* _Exercise directions_
Without including the pictures, copy out every line below.

* _Entries_

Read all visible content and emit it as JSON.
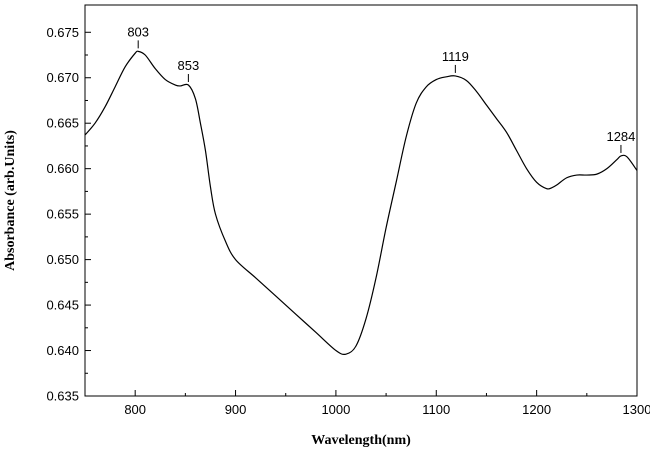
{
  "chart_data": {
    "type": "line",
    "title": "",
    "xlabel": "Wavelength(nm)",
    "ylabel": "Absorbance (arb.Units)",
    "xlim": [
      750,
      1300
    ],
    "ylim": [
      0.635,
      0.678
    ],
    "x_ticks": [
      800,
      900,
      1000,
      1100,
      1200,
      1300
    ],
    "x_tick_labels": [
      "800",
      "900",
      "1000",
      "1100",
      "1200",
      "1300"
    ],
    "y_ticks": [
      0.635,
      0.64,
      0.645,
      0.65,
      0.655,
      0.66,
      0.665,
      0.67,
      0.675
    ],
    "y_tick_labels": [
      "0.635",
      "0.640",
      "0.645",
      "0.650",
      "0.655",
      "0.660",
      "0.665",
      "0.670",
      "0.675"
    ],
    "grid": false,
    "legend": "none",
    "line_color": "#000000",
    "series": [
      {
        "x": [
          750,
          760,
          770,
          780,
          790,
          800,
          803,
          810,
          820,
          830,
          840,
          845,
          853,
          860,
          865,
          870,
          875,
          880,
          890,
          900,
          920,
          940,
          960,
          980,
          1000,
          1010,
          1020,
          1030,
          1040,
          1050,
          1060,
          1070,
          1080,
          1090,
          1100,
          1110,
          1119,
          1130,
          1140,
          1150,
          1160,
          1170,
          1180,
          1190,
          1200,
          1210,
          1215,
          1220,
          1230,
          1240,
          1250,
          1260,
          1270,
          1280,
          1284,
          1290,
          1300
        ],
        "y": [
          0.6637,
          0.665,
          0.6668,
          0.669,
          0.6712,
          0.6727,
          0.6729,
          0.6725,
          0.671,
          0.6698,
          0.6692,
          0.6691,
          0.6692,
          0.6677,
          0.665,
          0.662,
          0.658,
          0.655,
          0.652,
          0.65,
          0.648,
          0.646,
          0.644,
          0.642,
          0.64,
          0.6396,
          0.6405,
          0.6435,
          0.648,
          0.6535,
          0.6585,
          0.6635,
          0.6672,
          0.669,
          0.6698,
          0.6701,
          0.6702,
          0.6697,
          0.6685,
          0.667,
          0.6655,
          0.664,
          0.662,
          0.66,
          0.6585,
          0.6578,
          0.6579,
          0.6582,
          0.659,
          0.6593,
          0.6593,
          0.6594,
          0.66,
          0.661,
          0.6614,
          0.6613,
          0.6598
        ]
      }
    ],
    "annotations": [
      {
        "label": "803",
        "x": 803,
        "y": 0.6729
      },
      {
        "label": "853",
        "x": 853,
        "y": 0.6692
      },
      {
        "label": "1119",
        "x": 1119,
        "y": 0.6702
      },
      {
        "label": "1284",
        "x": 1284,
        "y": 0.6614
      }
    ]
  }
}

* _Reply_
Read all visible content and emit it as JSON.
{
  "chart_data": {
    "type": "line",
    "title": "",
    "xlabel": "Wavelength(nm)",
    "ylabel": "Absorbance (arb.Units)",
    "xlim": [
      750,
      1300
    ],
    "ylim": [
      0.635,
      0.678
    ],
    "x_ticks": [
      800,
      900,
      1000,
      1100,
      1200,
      1300
    ],
    "x_tick_labels": [
      "800",
      "900",
      "1000",
      "1100",
      "1200",
      "1300"
    ],
    "y_ticks": [
      0.635,
      0.64,
      0.645,
      0.65,
      0.655,
      0.66,
      0.665,
      0.67,
      0.675
    ],
    "y_tick_labels": [
      "0.635",
      "0.640",
      "0.645",
      "0.650",
      "0.655",
      "0.660",
      "0.665",
      "0.670",
      "0.675"
    ],
    "grid": false,
    "legend": "none",
    "line_color": "#000000",
    "series": [
      {
        "x": [
          750,
          760,
          770,
          780,
          790,
          800,
          803,
          810,
          820,
          830,
          840,
          845,
          853,
          860,
          865,
          870,
          875,
          880,
          890,
          900,
          920,
          940,
          960,
          980,
          1000,
          1010,
          1020,
          1030,
          1040,
          1050,
          1060,
          1070,
          1080,
          1090,
          1100,
          1110,
          1119,
          1130,
          1140,
          1150,
          1160,
          1170,
          1180,
          1190,
          1200,
          1210,
          1215,
          1220,
          1230,
          1240,
          1250,
          1260,
          1270,
          1280,
          1284,
          1290,
          1300
        ],
        "y": [
          0.6637,
          0.665,
          0.6668,
          0.669,
          0.6712,
          0.6727,
          0.6729,
          0.6725,
          0.671,
          0.6698,
          0.6692,
          0.6691,
          0.6692,
          0.6677,
          0.665,
          0.662,
          0.658,
          0.655,
          0.652,
          0.65,
          0.648,
          0.646,
          0.644,
          0.642,
          0.64,
          0.6396,
          0.6405,
          0.6435,
          0.648,
          0.6535,
          0.6585,
          0.6635,
          0.6672,
          0.669,
          0.6698,
          0.6701,
          0.6702,
          0.6697,
          0.6685,
          0.667,
          0.6655,
          0.664,
          0.662,
          0.66,
          0.6585,
          0.6578,
          0.6579,
          0.6582,
          0.659,
          0.6593,
          0.6593,
          0.6594,
          0.66,
          0.661,
          0.6614,
          0.6613,
          0.6598
        ]
      }
    ],
    "annotations": [
      {
        "label": "803",
        "x": 803,
        "y": 0.6729
      },
      {
        "label": "853",
        "x": 853,
        "y": 0.6692
      },
      {
        "label": "1119",
        "x": 1119,
        "y": 0.6702
      },
      {
        "label": "1284",
        "x": 1284,
        "y": 0.6614
      }
    ]
  }
}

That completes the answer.